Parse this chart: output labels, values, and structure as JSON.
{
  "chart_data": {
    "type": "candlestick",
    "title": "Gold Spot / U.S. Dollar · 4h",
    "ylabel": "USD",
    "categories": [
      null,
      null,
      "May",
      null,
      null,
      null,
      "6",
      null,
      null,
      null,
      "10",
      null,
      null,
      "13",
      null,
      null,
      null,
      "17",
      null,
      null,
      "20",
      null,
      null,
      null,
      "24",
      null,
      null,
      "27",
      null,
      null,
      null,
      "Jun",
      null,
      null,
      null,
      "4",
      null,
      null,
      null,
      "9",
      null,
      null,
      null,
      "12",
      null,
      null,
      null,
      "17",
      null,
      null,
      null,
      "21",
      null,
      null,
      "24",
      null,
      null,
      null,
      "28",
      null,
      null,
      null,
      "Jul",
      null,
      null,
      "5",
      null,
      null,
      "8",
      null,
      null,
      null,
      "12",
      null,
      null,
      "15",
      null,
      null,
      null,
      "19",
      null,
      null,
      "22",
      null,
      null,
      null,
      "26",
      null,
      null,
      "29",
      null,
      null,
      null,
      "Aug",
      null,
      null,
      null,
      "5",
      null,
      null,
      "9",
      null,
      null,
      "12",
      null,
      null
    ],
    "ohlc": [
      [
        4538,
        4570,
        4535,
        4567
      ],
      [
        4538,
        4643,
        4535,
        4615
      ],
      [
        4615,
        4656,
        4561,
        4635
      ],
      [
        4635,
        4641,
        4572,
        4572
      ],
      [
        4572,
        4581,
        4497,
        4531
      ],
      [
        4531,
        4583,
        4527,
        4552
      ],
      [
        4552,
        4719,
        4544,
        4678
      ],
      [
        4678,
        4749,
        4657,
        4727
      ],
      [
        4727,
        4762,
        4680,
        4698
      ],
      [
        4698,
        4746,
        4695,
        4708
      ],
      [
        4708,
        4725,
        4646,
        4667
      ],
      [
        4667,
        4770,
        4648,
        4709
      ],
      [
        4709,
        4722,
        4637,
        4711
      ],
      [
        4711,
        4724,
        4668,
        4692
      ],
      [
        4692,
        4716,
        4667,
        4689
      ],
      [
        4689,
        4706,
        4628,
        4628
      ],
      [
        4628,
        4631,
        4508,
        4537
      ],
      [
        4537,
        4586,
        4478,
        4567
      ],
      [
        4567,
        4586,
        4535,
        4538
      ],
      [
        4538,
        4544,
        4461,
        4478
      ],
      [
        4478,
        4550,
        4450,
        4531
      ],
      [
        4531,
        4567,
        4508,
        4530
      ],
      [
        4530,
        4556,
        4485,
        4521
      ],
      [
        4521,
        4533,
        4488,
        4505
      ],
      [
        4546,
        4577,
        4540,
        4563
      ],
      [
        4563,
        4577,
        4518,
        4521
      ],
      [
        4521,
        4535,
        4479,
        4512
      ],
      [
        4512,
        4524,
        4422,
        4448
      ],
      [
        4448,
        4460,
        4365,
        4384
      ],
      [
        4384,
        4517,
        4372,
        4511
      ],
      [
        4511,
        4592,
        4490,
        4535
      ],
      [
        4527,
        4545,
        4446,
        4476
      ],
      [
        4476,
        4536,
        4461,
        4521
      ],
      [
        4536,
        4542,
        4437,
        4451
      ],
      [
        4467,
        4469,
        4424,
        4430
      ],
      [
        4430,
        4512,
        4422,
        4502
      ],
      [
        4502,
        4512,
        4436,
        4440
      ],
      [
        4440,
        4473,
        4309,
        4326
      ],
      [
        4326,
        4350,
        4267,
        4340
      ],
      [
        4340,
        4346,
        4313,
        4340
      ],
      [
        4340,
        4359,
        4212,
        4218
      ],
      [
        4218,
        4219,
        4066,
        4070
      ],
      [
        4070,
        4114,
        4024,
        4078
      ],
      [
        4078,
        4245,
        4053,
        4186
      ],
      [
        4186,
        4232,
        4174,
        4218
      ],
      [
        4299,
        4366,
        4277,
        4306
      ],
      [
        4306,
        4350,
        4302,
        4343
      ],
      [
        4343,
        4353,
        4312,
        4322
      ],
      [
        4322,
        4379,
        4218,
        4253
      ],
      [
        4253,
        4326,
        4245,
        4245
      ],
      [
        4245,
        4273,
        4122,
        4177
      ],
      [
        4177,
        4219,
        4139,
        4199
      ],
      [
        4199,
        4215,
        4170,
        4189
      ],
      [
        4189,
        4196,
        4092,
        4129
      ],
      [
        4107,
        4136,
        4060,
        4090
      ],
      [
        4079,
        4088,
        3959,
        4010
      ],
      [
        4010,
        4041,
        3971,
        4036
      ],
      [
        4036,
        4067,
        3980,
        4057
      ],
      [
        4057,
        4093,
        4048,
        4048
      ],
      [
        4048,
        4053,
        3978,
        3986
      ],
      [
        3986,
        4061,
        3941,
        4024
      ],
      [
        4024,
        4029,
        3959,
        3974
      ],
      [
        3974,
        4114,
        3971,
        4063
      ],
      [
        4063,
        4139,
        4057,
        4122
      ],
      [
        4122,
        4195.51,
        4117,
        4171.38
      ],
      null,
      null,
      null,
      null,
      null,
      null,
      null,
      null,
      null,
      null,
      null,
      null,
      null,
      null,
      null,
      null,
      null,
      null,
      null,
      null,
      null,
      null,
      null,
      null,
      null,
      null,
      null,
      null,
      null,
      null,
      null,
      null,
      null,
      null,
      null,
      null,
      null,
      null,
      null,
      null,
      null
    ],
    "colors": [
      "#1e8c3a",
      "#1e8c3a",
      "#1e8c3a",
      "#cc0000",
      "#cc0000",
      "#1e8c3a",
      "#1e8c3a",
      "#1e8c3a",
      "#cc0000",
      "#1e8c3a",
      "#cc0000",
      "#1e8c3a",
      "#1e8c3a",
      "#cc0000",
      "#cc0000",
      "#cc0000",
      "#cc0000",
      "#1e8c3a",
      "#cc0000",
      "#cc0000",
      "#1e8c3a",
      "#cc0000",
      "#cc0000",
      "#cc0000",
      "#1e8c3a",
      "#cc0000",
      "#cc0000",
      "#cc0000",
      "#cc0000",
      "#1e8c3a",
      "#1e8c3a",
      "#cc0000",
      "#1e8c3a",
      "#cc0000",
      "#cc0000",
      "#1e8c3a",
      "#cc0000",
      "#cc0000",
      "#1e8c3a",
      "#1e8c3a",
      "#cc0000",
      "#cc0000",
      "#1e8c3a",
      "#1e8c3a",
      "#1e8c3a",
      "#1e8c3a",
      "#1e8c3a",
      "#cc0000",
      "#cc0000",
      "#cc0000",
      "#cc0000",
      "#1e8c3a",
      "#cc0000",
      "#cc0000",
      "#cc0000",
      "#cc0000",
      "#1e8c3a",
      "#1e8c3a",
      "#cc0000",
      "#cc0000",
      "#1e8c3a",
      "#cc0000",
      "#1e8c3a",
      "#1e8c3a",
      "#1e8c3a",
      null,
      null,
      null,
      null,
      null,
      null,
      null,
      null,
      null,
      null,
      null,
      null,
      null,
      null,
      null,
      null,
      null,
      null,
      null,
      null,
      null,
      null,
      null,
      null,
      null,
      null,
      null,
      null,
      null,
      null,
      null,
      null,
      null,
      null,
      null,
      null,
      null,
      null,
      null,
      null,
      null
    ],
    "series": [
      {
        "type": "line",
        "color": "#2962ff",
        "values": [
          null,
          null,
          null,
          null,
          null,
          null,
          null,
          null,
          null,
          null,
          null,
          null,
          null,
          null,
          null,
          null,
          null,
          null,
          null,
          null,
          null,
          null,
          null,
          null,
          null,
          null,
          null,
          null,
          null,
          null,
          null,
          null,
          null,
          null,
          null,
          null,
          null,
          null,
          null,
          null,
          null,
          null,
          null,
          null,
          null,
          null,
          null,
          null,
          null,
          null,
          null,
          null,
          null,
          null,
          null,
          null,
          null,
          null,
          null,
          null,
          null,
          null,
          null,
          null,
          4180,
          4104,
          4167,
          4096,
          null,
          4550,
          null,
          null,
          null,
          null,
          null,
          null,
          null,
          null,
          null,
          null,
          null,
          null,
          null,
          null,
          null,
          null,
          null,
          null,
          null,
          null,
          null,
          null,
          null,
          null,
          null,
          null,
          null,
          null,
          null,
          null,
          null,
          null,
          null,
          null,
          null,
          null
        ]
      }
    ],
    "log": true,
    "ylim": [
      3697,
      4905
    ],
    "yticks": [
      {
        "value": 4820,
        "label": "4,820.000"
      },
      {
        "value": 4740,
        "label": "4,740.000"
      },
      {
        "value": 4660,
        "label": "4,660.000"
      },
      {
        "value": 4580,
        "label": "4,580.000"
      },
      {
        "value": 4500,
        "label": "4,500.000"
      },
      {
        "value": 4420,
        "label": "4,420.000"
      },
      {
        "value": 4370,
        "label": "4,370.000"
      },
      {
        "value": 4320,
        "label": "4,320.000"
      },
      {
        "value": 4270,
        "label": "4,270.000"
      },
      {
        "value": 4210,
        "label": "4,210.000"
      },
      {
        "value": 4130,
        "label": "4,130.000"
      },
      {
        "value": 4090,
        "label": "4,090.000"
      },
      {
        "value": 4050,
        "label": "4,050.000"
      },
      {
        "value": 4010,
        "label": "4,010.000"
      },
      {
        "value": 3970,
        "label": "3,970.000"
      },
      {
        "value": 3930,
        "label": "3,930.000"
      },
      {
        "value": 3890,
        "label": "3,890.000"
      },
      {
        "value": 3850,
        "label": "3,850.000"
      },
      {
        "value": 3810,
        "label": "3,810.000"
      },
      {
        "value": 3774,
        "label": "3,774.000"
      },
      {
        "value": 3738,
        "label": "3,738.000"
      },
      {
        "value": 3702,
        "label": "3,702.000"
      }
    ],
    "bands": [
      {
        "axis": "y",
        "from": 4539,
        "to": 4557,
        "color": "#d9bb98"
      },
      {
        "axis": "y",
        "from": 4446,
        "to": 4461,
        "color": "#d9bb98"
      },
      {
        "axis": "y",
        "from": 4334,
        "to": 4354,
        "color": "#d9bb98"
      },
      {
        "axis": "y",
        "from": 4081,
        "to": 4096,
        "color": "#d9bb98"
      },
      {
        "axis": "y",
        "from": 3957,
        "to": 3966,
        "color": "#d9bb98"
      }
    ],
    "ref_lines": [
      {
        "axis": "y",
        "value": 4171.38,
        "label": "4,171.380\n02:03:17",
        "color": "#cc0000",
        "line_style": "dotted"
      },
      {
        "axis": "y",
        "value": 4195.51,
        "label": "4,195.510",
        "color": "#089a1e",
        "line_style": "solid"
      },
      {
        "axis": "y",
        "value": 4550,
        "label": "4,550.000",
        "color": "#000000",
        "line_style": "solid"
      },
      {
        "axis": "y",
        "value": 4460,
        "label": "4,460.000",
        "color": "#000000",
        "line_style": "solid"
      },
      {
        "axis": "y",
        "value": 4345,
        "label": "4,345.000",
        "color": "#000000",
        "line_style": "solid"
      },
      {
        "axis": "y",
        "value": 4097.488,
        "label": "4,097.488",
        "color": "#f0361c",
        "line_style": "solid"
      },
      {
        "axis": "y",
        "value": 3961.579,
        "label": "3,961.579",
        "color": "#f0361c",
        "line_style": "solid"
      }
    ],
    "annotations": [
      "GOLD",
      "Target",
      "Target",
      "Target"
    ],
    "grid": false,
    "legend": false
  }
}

##########

* _Exercise instructions_
From the records above, how many lines include the word "values"? Only the number is wanted.

* _Answer to this problem_
2